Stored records
○ ○ ○ ○ ○ ○ ○

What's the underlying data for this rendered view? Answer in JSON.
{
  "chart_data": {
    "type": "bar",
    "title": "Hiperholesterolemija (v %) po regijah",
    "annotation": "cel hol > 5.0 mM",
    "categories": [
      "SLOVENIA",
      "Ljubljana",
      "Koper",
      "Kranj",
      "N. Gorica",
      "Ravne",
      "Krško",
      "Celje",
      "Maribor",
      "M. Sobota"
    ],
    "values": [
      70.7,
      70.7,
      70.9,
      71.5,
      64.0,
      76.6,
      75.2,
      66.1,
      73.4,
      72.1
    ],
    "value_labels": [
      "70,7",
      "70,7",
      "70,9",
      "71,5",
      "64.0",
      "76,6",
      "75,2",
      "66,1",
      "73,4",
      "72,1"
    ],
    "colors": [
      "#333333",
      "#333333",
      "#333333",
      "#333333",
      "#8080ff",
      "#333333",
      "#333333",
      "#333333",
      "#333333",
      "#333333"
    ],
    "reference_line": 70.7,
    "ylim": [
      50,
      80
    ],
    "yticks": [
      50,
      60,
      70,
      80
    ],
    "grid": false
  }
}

○ ○ ○ ○ ○ ○ ○

Write down the full listing again, exactly.

Expected answer |
What's the underlying data for this rendered view? Answer in JSON.
{
  "chart_data": {
    "type": "bar",
    "title": "Hiperholesterolemija (v %) po regijah",
    "annotation": "cel hol > 5.0 mM",
    "categories": [
      "SLOVENIA",
      "Ljubljana",
      "Koper",
      "Kranj",
      "N. Gorica",
      "Ravne",
      "Krško",
      "Celje",
      "Maribor",
      "M. Sobota"
    ],
    "values": [
      70.7,
      70.7,
      70.9,
      71.5,
      64.0,
      76.6,
      75.2,
      66.1,
      73.4,
      72.1
    ],
    "value_labels": [
      "70,7",
      "70,7",
      "70,9",
      "71,5",
      "64.0",
      "76,6",
      "75,2",
      "66,1",
      "73,4",
      "72,1"
    ],
    "colors": [
      "#333333",
      "#333333",
      "#333333",
      "#333333",
      "#8080ff",
      "#333333",
      "#333333",
      "#333333",
      "#333333",
      "#333333"
    ],
    "reference_line": 70.7,
    "ylim": [
      50,
      80
    ],
    "yticks": [
      50,
      60,
      70,
      80
    ],
    "grid": false
  }
}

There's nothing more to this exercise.